→ **INSTRUCTIONS TO FOLLOW**: Do not copy the pictures; transcribe all other material exactly.

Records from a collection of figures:
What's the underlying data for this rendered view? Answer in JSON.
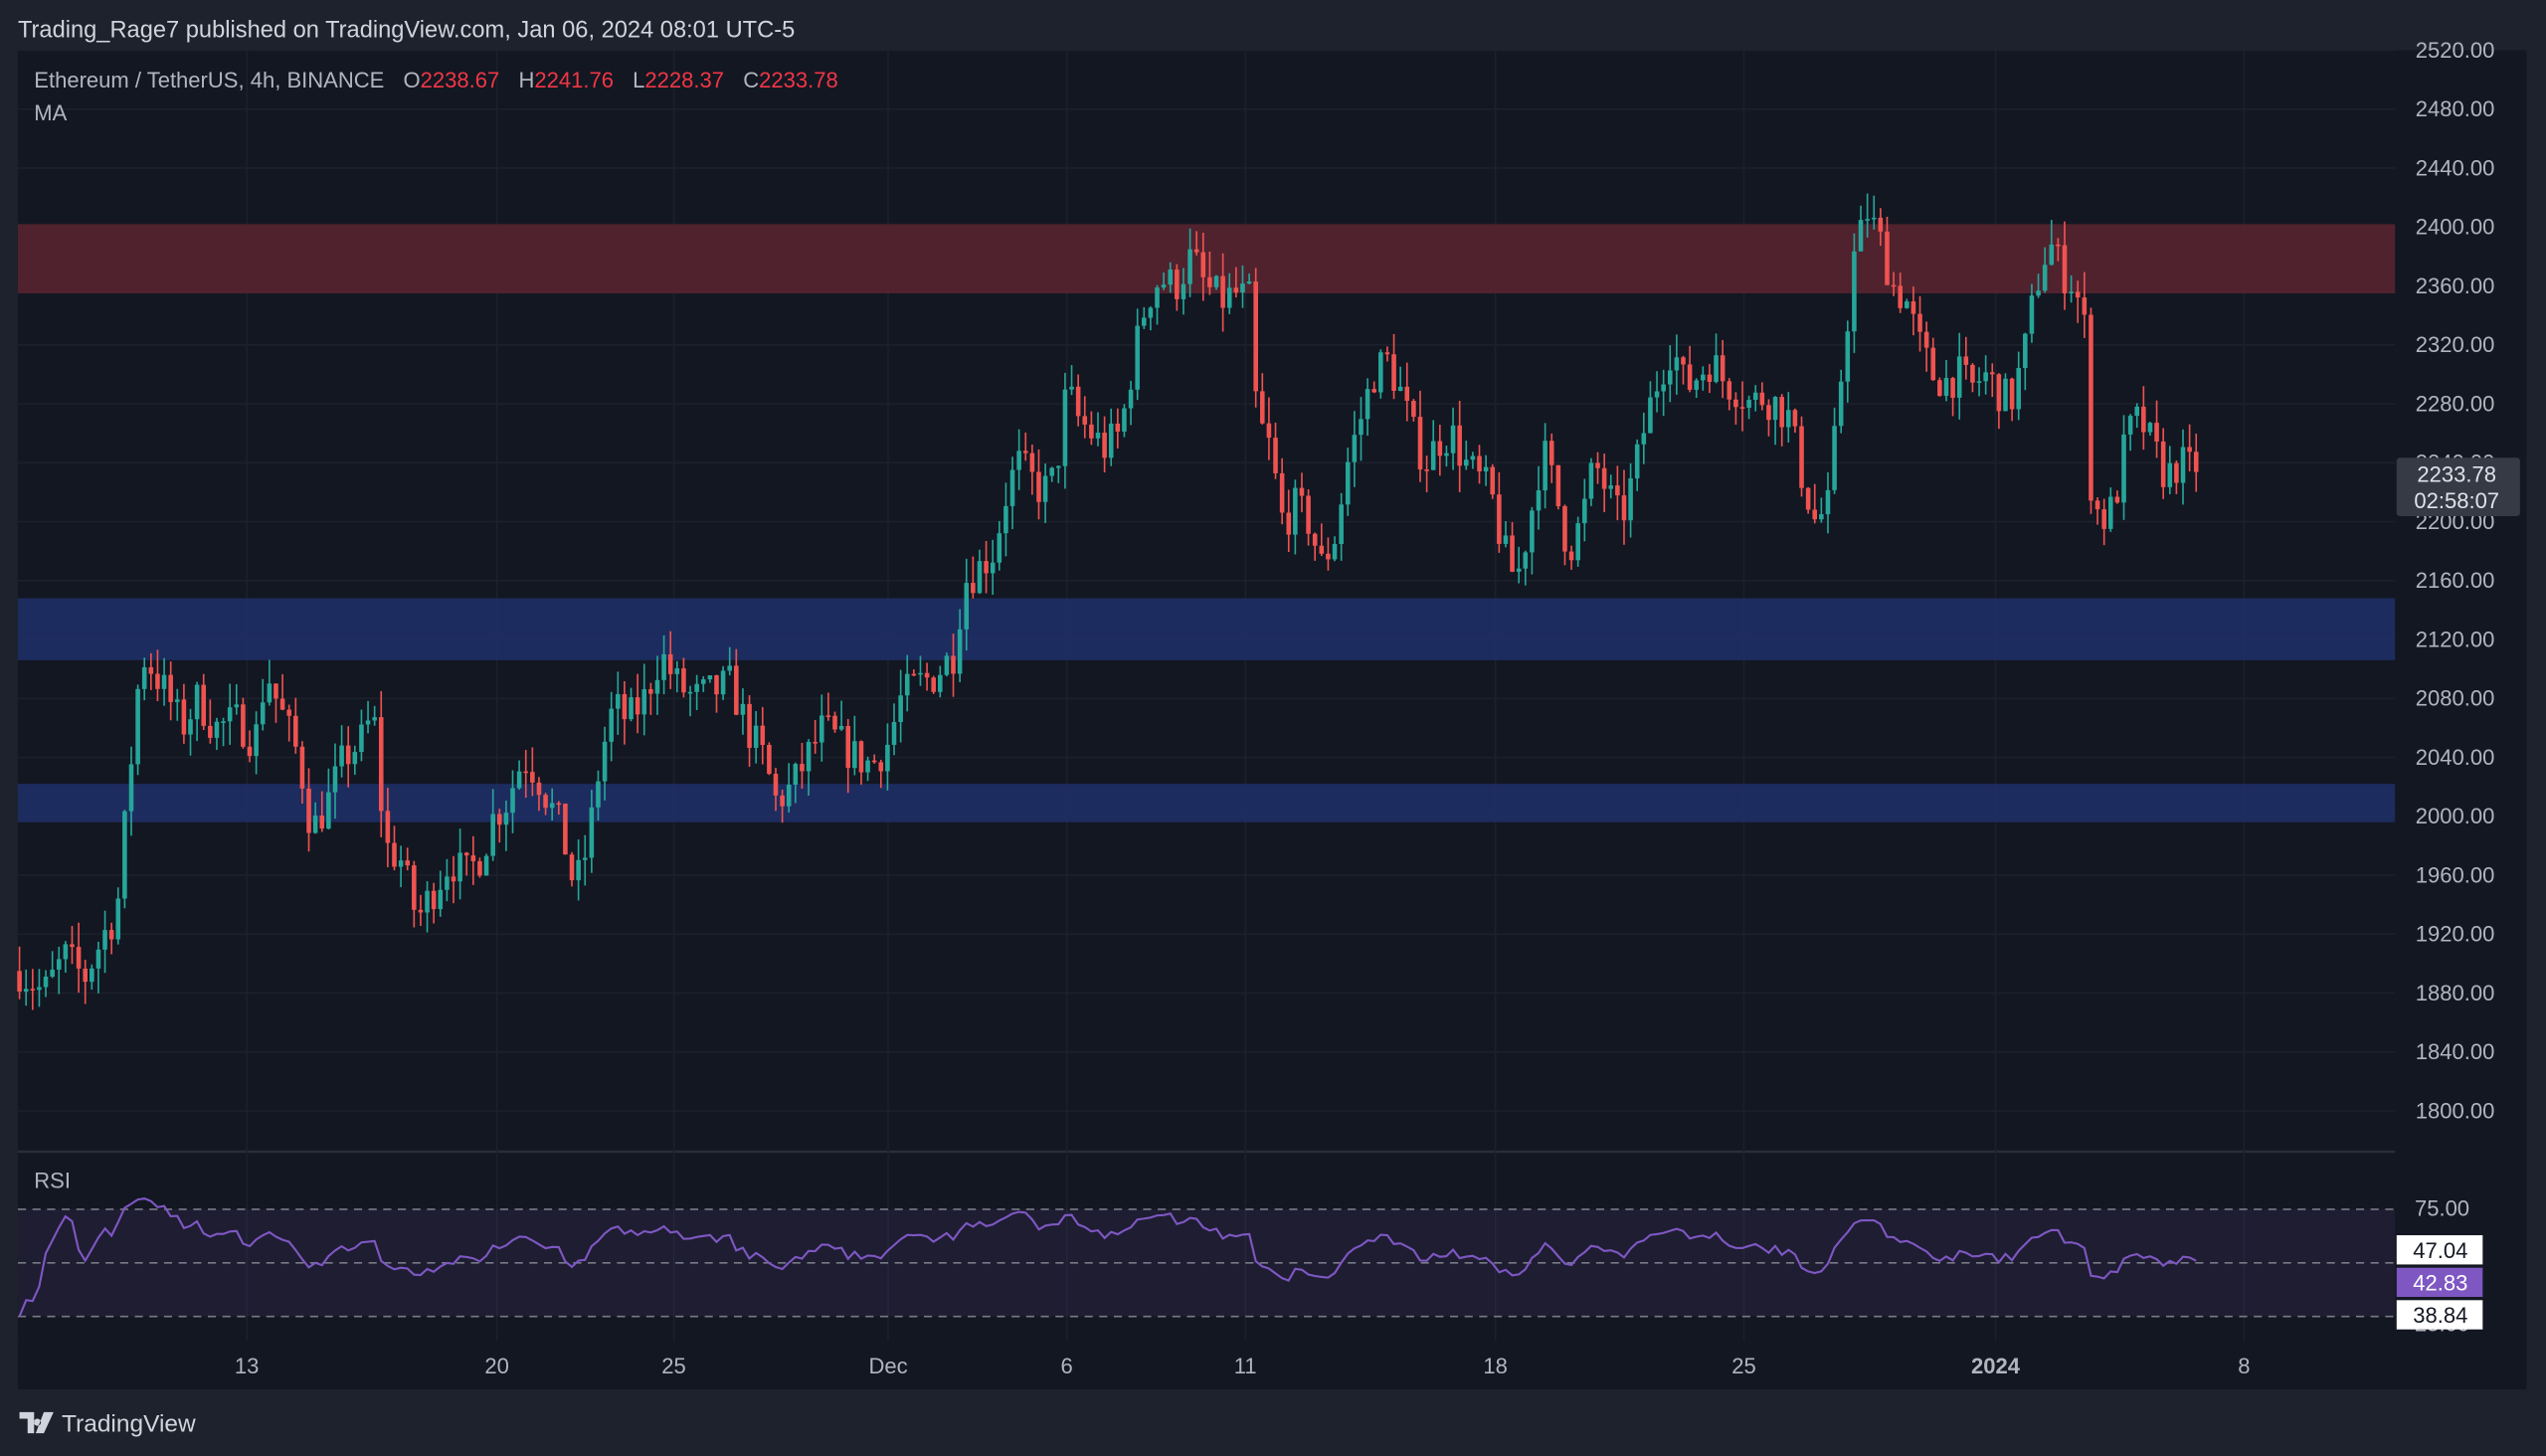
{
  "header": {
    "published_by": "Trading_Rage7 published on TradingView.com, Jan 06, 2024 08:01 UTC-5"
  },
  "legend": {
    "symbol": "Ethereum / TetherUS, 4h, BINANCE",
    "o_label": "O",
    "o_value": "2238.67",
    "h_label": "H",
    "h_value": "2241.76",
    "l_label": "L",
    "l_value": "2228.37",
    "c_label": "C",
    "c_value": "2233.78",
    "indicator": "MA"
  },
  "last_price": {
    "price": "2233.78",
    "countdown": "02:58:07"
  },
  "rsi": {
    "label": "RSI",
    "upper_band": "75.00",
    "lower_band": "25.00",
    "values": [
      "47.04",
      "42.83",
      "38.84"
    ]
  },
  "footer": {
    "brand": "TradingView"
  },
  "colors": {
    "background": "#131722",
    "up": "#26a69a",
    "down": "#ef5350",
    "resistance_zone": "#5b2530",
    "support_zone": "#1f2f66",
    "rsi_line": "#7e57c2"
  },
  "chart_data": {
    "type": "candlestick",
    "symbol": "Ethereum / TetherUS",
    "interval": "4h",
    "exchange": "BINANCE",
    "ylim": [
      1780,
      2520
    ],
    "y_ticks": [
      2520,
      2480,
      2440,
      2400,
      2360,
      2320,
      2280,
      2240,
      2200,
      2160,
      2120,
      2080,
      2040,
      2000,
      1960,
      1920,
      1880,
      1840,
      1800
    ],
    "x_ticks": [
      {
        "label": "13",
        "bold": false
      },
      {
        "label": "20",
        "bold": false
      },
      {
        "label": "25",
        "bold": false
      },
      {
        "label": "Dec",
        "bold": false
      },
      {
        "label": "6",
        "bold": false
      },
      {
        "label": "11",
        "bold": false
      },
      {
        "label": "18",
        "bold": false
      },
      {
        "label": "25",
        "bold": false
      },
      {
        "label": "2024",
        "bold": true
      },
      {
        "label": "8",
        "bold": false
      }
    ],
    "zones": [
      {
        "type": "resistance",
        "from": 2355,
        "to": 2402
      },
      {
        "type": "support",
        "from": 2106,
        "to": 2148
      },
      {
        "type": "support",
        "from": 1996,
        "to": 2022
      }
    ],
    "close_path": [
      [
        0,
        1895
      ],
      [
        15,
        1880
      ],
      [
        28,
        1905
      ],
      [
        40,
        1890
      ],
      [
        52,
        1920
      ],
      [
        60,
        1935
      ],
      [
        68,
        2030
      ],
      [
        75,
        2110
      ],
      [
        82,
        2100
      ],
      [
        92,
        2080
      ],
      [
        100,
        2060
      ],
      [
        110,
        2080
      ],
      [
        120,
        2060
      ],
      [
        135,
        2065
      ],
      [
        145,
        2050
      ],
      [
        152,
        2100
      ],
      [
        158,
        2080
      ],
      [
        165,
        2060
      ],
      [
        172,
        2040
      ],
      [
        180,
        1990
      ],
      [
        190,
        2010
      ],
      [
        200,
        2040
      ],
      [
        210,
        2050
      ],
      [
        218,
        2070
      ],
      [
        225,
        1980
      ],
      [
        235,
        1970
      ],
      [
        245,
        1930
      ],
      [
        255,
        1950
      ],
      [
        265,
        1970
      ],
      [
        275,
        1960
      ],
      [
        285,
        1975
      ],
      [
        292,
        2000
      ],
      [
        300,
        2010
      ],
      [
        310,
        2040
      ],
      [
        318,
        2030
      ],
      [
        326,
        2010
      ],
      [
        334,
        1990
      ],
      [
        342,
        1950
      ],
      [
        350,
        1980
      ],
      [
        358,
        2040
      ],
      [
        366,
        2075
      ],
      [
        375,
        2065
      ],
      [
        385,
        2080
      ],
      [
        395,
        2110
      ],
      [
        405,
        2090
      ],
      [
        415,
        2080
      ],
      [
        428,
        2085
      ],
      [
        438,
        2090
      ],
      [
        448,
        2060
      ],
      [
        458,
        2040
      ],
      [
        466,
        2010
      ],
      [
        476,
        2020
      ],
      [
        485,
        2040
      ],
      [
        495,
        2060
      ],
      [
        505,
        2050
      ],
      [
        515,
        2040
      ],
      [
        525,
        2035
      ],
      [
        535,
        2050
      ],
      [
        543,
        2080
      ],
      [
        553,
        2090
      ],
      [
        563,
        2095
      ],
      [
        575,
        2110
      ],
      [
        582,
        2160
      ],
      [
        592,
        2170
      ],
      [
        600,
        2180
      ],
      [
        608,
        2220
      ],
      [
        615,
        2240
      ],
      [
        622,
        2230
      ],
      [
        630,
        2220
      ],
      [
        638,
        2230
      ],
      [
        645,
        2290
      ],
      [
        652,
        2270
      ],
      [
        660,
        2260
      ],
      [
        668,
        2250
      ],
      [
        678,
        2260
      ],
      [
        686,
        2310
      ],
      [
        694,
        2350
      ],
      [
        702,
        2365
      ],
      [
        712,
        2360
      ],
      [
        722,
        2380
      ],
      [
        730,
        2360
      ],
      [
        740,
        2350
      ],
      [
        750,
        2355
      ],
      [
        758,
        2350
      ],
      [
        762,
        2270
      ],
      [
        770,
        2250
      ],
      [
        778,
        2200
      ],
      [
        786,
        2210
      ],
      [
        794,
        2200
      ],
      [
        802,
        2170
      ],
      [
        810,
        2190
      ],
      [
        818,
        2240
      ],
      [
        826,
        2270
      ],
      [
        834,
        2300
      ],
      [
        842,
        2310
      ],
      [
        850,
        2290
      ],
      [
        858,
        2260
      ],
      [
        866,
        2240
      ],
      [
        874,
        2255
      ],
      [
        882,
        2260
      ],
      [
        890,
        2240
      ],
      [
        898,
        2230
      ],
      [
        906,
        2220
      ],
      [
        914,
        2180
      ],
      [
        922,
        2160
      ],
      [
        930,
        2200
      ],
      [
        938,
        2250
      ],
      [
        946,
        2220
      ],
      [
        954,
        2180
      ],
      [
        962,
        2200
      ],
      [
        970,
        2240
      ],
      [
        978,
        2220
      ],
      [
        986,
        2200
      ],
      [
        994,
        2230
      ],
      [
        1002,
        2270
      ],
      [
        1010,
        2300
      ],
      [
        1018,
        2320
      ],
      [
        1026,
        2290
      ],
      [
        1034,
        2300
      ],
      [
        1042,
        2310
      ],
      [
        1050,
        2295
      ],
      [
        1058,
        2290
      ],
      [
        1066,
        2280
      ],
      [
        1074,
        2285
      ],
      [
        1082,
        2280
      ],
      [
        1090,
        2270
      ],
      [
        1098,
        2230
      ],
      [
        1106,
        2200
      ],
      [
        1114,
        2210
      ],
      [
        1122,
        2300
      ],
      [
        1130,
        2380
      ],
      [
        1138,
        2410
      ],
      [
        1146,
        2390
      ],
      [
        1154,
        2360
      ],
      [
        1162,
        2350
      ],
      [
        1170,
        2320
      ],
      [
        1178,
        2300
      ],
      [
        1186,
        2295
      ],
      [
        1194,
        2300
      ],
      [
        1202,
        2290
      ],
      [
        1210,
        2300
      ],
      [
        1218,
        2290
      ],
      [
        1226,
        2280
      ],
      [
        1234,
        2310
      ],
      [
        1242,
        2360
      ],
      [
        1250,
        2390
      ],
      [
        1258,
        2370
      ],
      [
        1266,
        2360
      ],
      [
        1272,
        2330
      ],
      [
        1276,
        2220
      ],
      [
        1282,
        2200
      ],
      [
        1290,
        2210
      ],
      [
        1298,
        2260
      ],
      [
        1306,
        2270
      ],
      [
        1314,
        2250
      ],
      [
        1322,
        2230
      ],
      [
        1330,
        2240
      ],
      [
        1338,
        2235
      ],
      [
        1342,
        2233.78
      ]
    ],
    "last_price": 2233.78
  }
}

→ **CORRECT RESULT**:
What's the underlying data for this rendered view? Answer in JSON.
{
  "header": {
    "published_by": "Trading_Rage7 published on TradingView.com, Jan 06, 2024 08:01 UTC-5"
  },
  "legend": {
    "symbol": "Ethereum / TetherUS, 4h, BINANCE",
    "o_label": "O",
    "o_value": "2238.67",
    "h_label": "H",
    "h_value": "2241.76",
    "l_label": "L",
    "l_value": "2228.37",
    "c_label": "C",
    "c_value": "2233.78",
    "indicator": "MA"
  },
  "last_price": {
    "price": "2233.78",
    "countdown": "02:58:07"
  },
  "rsi": {
    "label": "RSI",
    "upper_band": "75.00",
    "lower_band": "25.00",
    "values": [
      "47.04",
      "42.83",
      "38.84"
    ]
  },
  "footer": {
    "brand": "TradingView"
  },
  "colors": {
    "background": "#131722",
    "up": "#26a69a",
    "down": "#ef5350",
    "resistance_zone": "#5b2530",
    "support_zone": "#1f2f66",
    "rsi_line": "#7e57c2"
  },
  "chart_data": {
    "type": "candlestick",
    "symbol": "Ethereum / TetherUS",
    "interval": "4h",
    "exchange": "BINANCE",
    "ylim": [
      1780,
      2520
    ],
    "y_ticks": [
      2520,
      2480,
      2440,
      2400,
      2360,
      2320,
      2280,
      2240,
      2200,
      2160,
      2120,
      2080,
      2040,
      2000,
      1960,
      1920,
      1880,
      1840,
      1800
    ],
    "x_ticks": [
      {
        "label": "13",
        "bold": false
      },
      {
        "label": "20",
        "bold": false
      },
      {
        "label": "25",
        "bold": false
      },
      {
        "label": "Dec",
        "bold": false
      },
      {
        "label": "6",
        "bold": false
      },
      {
        "label": "11",
        "bold": false
      },
      {
        "label": "18",
        "bold": false
      },
      {
        "label": "25",
        "bold": false
      },
      {
        "label": "2024",
        "bold": true
      },
      {
        "label": "8",
        "bold": false
      }
    ],
    "zones": [
      {
        "type": "resistance",
        "from": 2355,
        "to": 2402
      },
      {
        "type": "support",
        "from": 2106,
        "to": 2148
      },
      {
        "type": "support",
        "from": 1996,
        "to": 2022
      }
    ],
    "close_path": [
      [
        0,
        1895
      ],
      [
        15,
        1880
      ],
      [
        28,
        1905
      ],
      [
        40,
        1890
      ],
      [
        52,
        1920
      ],
      [
        60,
        1935
      ],
      [
        68,
        2030
      ],
      [
        75,
        2110
      ],
      [
        82,
        2100
      ],
      [
        92,
        2080
      ],
      [
        100,
        2060
      ],
      [
        110,
        2080
      ],
      [
        120,
        2060
      ],
      [
        135,
        2065
      ],
      [
        145,
        2050
      ],
      [
        152,
        2100
      ],
      [
        158,
        2080
      ],
      [
        165,
        2060
      ],
      [
        172,
        2040
      ],
      [
        180,
        1990
      ],
      [
        190,
        2010
      ],
      [
        200,
        2040
      ],
      [
        210,
        2050
      ],
      [
        218,
        2070
      ],
      [
        225,
        1980
      ],
      [
        235,
        1970
      ],
      [
        245,
        1930
      ],
      [
        255,
        1950
      ],
      [
        265,
        1970
      ],
      [
        275,
        1960
      ],
      [
        285,
        1975
      ],
      [
        292,
        2000
      ],
      [
        300,
        2010
      ],
      [
        310,
        2040
      ],
      [
        318,
        2030
      ],
      [
        326,
        2010
      ],
      [
        334,
        1990
      ],
      [
        342,
        1950
      ],
      [
        350,
        1980
      ],
      [
        358,
        2040
      ],
      [
        366,
        2075
      ],
      [
        375,
        2065
      ],
      [
        385,
        2080
      ],
      [
        395,
        2110
      ],
      [
        405,
        2090
      ],
      [
        415,
        2080
      ],
      [
        428,
        2085
      ],
      [
        438,
        2090
      ],
      [
        448,
        2060
      ],
      [
        458,
        2040
      ],
      [
        466,
        2010
      ],
      [
        476,
        2020
      ],
      [
        485,
        2040
      ],
      [
        495,
        2060
      ],
      [
        505,
        2050
      ],
      [
        515,
        2040
      ],
      [
        525,
        2035
      ],
      [
        535,
        2050
      ],
      [
        543,
        2080
      ],
      [
        553,
        2090
      ],
      [
        563,
        2095
      ],
      [
        575,
        2110
      ],
      [
        582,
        2160
      ],
      [
        592,
        2170
      ],
      [
        600,
        2180
      ],
      [
        608,
        2220
      ],
      [
        615,
        2240
      ],
      [
        622,
        2230
      ],
      [
        630,
        2220
      ],
      [
        638,
        2230
      ],
      [
        645,
        2290
      ],
      [
        652,
        2270
      ],
      [
        660,
        2260
      ],
      [
        668,
        2250
      ],
      [
        678,
        2260
      ],
      [
        686,
        2310
      ],
      [
        694,
        2350
      ],
      [
        702,
        2365
      ],
      [
        712,
        2360
      ],
      [
        722,
        2380
      ],
      [
        730,
        2360
      ],
      [
        740,
        2350
      ],
      [
        750,
        2355
      ],
      [
        758,
        2350
      ],
      [
        762,
        2270
      ],
      [
        770,
        2250
      ],
      [
        778,
        2200
      ],
      [
        786,
        2210
      ],
      [
        794,
        2200
      ],
      [
        802,
        2170
      ],
      [
        810,
        2190
      ],
      [
        818,
        2240
      ],
      [
        826,
        2270
      ],
      [
        834,
        2300
      ],
      [
        842,
        2310
      ],
      [
        850,
        2290
      ],
      [
        858,
        2260
      ],
      [
        866,
        2240
      ],
      [
        874,
        2255
      ],
      [
        882,
        2260
      ],
      [
        890,
        2240
      ],
      [
        898,
        2230
      ],
      [
        906,
        2220
      ],
      [
        914,
        2180
      ],
      [
        922,
        2160
      ],
      [
        930,
        2200
      ],
      [
        938,
        2250
      ],
      [
        946,
        2220
      ],
      [
        954,
        2180
      ],
      [
        962,
        2200
      ],
      [
        970,
        2240
      ],
      [
        978,
        2220
      ],
      [
        986,
        2200
      ],
      [
        994,
        2230
      ],
      [
        1002,
        2270
      ],
      [
        1010,
        2300
      ],
      [
        1018,
        2320
      ],
      [
        1026,
        2290
      ],
      [
        1034,
        2300
      ],
      [
        1042,
        2310
      ],
      [
        1050,
        2295
      ],
      [
        1058,
        2290
      ],
      [
        1066,
        2280
      ],
      [
        1074,
        2285
      ],
      [
        1082,
        2280
      ],
      [
        1090,
        2270
      ],
      [
        1098,
        2230
      ],
      [
        1106,
        2200
      ],
      [
        1114,
        2210
      ],
      [
        1122,
        2300
      ],
      [
        1130,
        2380
      ],
      [
        1138,
        2410
      ],
      [
        1146,
        2390
      ],
      [
        1154,
        2360
      ],
      [
        1162,
        2350
      ],
      [
        1170,
        2320
      ],
      [
        1178,
        2300
      ],
      [
        1186,
        2295
      ],
      [
        1194,
        2300
      ],
      [
        1202,
        2290
      ],
      [
        1210,
        2300
      ],
      [
        1218,
        2290
      ],
      [
        1226,
        2280
      ],
      [
        1234,
        2310
      ],
      [
        1242,
        2360
      ],
      [
        1250,
        2390
      ],
      [
        1258,
        2370
      ],
      [
        1266,
        2360
      ],
      [
        1272,
        2330
      ],
      [
        1276,
        2220
      ],
      [
        1282,
        2200
      ],
      [
        1290,
        2210
      ],
      [
        1298,
        2260
      ],
      [
        1306,
        2270
      ],
      [
        1314,
        2250
      ],
      [
        1322,
        2230
      ],
      [
        1330,
        2240
      ],
      [
        1338,
        2235
      ],
      [
        1342,
        2233.78
      ]
    ],
    "last_price": 2233.78
  }
}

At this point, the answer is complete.